━━━ SUPPLIED MATERIAL
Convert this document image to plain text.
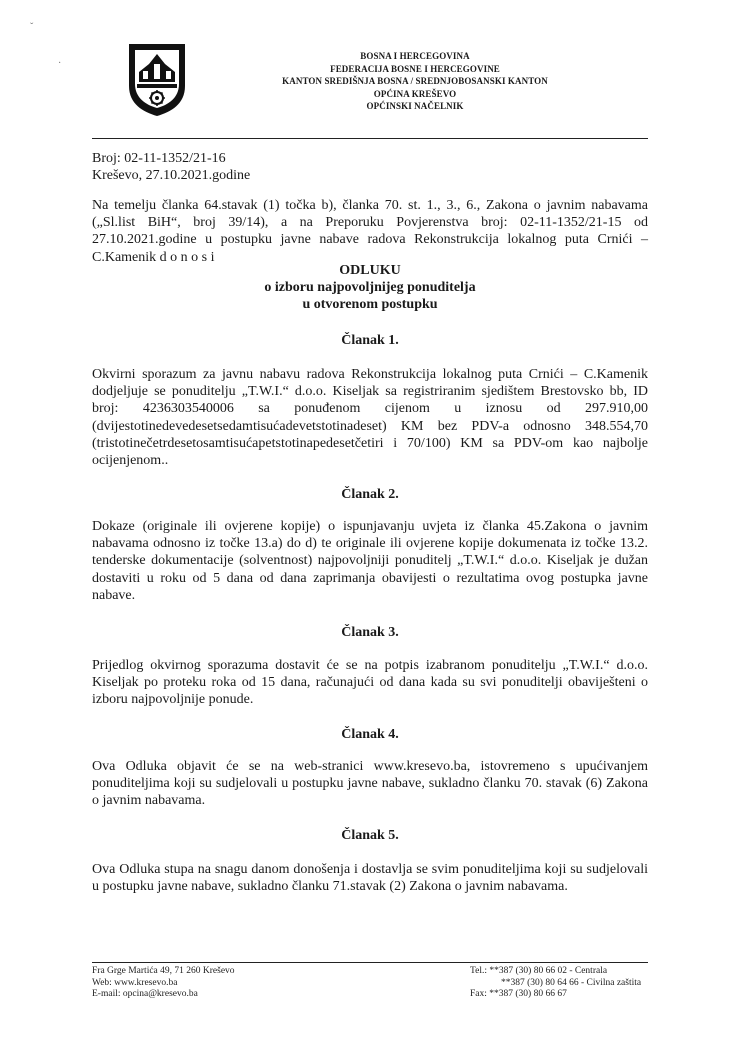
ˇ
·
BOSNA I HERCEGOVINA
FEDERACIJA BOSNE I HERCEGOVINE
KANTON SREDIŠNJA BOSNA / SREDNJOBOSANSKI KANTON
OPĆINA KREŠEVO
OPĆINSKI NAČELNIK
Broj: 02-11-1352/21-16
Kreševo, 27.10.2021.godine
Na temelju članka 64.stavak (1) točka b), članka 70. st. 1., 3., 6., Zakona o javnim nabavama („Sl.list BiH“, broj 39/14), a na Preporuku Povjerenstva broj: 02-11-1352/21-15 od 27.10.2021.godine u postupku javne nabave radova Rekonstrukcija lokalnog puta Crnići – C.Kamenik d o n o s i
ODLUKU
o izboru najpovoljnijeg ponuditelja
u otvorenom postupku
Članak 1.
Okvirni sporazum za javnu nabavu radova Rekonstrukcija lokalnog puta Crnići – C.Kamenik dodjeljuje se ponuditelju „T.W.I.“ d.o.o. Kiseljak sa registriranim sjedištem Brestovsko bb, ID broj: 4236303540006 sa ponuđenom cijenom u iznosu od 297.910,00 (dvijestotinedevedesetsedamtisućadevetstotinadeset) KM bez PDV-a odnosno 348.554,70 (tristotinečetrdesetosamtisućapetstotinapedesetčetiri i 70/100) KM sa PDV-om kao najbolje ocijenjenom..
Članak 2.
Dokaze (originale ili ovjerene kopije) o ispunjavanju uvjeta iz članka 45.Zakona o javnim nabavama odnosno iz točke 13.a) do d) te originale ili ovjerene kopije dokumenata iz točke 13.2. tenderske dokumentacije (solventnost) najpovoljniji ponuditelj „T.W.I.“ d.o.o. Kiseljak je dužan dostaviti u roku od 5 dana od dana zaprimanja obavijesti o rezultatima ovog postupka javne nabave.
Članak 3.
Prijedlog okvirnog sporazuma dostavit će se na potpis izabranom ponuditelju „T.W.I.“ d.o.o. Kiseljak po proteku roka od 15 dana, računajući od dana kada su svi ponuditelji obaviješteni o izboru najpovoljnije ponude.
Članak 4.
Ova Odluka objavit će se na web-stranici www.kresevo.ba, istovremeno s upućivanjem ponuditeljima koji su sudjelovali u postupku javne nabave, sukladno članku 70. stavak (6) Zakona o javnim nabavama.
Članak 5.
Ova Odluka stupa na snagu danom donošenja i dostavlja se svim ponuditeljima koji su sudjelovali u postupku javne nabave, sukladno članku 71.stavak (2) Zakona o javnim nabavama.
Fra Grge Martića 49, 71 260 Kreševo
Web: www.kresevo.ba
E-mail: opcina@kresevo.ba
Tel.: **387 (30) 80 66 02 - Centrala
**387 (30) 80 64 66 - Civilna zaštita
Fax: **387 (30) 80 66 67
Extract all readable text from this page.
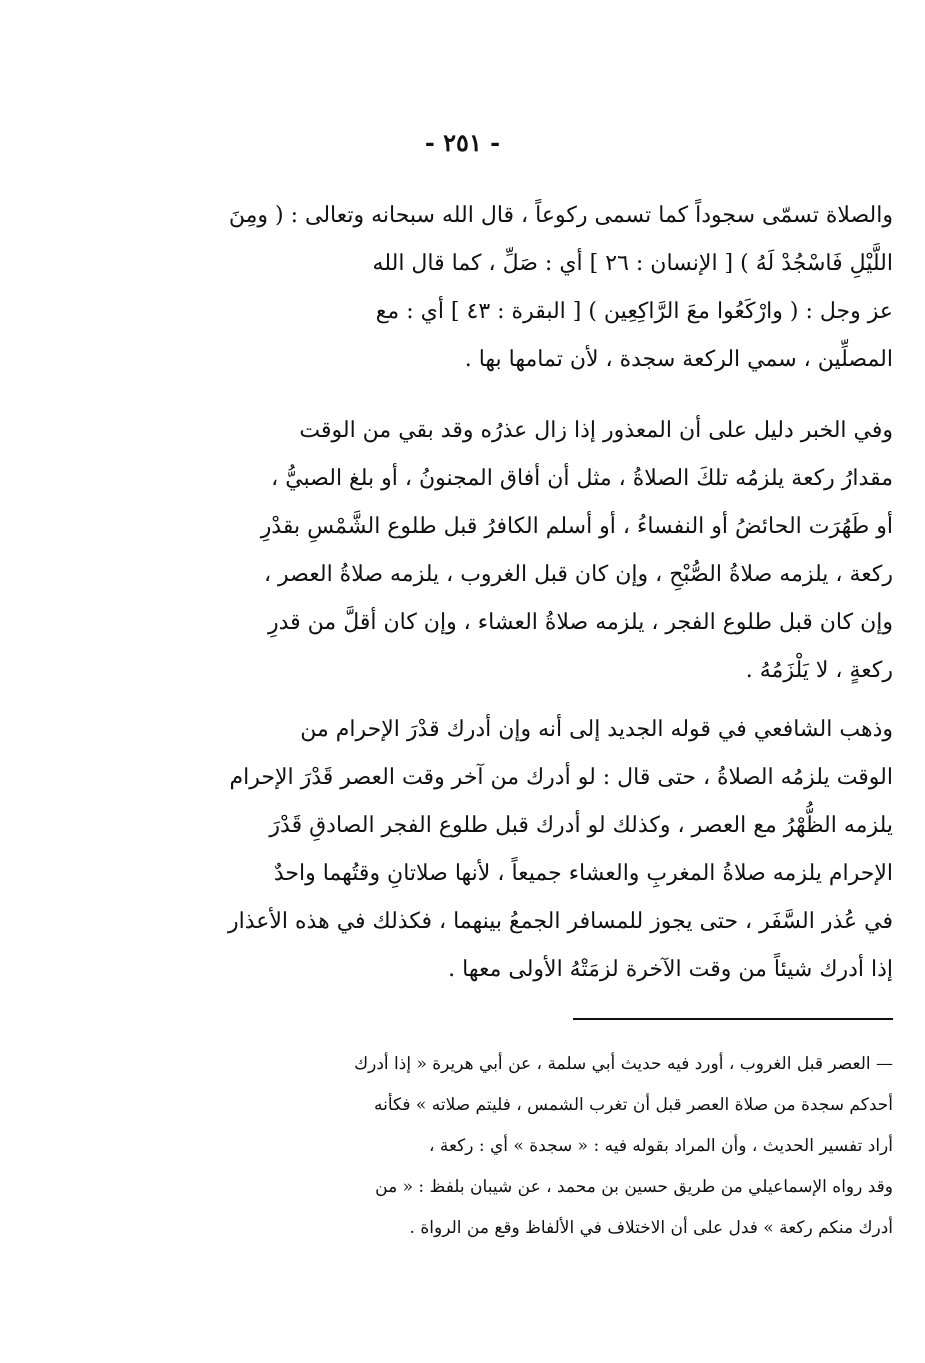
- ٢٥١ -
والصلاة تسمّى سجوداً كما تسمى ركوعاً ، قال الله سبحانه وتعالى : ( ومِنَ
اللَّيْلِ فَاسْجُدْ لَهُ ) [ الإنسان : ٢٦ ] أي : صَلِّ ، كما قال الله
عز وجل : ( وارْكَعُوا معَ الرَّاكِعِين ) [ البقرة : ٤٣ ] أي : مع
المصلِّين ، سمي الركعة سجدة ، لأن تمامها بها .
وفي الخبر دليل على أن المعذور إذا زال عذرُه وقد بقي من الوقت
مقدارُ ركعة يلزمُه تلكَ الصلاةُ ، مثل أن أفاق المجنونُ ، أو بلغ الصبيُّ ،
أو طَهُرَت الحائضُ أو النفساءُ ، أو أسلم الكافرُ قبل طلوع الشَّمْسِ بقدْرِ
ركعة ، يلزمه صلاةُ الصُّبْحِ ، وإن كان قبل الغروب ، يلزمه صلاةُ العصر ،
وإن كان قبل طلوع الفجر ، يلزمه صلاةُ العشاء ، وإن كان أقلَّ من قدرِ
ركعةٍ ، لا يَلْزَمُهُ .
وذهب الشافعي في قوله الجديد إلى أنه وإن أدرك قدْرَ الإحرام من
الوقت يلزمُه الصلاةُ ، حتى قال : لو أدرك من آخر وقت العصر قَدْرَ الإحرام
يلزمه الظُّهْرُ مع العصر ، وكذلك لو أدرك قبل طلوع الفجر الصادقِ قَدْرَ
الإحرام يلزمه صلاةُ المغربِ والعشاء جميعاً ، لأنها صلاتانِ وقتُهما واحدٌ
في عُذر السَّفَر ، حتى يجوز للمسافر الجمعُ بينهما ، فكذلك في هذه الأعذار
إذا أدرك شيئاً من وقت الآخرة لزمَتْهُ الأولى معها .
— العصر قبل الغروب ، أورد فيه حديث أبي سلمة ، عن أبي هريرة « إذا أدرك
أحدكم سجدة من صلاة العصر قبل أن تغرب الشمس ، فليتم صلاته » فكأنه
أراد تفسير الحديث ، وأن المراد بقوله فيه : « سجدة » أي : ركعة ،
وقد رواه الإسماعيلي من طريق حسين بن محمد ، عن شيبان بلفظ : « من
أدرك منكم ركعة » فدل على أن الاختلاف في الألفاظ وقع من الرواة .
━━━━━━
§ **AIM OF THE EXERCISE**: How many of the lines above include the string "stavak"? Reply with the number by itself.

§ **THE SOLUTION**: 3